- Problem statement:
Identify each line below containing the string "product" and copy it.

- Rows from a dataset:
—————

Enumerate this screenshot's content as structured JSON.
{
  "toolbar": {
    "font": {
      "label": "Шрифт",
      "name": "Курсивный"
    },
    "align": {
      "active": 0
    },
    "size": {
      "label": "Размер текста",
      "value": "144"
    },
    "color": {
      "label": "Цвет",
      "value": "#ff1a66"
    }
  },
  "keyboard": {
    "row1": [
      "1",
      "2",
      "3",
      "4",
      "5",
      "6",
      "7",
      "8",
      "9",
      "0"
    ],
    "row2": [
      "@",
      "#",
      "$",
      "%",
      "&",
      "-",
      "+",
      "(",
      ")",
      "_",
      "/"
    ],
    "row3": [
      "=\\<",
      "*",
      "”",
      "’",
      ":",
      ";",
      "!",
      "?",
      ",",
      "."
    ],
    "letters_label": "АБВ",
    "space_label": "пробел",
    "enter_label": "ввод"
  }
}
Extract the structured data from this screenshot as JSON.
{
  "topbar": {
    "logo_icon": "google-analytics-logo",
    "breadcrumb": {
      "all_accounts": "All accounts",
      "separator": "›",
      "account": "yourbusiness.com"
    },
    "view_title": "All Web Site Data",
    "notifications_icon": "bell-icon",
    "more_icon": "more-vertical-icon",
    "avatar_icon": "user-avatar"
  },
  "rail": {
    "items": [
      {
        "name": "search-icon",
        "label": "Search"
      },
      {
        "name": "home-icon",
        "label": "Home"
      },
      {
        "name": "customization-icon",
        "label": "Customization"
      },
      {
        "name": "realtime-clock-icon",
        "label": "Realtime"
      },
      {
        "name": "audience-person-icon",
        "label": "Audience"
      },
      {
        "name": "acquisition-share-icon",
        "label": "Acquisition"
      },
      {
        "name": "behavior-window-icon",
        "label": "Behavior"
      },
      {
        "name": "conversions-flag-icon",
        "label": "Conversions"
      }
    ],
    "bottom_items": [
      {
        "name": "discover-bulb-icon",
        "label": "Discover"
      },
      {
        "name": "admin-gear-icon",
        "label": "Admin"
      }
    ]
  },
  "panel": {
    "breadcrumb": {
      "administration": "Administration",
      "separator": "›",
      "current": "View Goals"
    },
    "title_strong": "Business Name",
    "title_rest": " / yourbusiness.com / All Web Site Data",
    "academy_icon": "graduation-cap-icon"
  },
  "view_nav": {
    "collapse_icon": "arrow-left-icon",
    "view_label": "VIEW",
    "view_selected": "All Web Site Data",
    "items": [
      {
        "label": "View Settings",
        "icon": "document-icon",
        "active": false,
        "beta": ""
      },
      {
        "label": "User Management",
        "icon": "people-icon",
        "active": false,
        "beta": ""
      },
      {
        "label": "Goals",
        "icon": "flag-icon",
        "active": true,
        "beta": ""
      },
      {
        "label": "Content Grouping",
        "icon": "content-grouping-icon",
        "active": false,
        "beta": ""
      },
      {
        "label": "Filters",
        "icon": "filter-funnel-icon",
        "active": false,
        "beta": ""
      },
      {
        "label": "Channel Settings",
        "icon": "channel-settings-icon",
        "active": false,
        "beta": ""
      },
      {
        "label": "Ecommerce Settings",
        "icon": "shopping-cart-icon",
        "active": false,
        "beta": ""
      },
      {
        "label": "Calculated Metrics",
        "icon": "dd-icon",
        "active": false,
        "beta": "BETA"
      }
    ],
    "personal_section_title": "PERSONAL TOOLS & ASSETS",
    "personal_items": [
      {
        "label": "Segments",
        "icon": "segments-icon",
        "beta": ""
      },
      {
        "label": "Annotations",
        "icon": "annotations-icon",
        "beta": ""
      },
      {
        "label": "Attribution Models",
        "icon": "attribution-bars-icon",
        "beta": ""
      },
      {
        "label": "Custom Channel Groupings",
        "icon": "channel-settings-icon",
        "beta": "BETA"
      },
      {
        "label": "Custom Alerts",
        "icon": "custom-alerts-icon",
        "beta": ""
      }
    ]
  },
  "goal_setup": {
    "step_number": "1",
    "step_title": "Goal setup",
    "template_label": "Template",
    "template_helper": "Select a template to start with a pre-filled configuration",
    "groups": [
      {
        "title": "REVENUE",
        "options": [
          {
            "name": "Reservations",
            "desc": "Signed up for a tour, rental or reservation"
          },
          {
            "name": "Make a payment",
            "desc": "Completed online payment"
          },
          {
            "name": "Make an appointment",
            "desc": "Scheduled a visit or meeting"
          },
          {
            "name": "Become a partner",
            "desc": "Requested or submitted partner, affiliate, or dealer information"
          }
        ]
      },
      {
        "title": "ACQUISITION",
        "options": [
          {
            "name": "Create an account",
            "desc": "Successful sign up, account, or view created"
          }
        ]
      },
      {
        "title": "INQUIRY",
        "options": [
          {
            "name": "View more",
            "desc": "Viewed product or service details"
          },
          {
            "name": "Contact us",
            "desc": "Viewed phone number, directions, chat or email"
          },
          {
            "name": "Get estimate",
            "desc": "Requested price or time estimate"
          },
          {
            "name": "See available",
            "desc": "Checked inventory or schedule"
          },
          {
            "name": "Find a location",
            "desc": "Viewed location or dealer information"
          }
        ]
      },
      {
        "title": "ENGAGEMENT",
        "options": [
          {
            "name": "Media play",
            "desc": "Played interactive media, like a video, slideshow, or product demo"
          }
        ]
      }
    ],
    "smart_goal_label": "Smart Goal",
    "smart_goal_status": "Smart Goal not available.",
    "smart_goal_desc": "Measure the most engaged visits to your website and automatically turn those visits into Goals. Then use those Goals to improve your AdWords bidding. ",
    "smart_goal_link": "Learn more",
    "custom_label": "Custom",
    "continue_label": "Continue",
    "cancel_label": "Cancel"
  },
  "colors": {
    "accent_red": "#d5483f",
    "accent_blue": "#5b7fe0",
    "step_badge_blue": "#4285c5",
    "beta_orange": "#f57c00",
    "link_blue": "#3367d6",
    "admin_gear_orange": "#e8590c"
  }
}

—————

- Result:
            "desc": "Viewed product or service details"
            "desc": "Played interactive media, like a video, slideshow, or product demo"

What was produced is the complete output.